JOB: Work out the number of lines with "about" in them. Reply with that number and no other words.
═══ DATA
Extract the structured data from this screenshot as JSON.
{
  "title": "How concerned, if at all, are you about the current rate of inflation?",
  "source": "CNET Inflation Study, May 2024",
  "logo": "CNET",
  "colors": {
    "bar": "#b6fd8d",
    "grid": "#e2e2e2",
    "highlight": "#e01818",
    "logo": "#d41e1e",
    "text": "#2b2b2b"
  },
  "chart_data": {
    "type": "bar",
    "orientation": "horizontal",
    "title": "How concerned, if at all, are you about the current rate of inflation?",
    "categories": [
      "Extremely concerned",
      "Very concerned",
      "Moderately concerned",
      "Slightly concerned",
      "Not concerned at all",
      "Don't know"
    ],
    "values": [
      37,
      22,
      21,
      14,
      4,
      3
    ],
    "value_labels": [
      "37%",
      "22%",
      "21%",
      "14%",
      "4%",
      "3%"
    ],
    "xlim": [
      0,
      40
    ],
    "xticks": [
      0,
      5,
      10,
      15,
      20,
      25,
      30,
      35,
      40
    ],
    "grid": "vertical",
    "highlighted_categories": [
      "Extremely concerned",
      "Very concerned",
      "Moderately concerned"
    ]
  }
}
══════
TASK SOLUTION: 2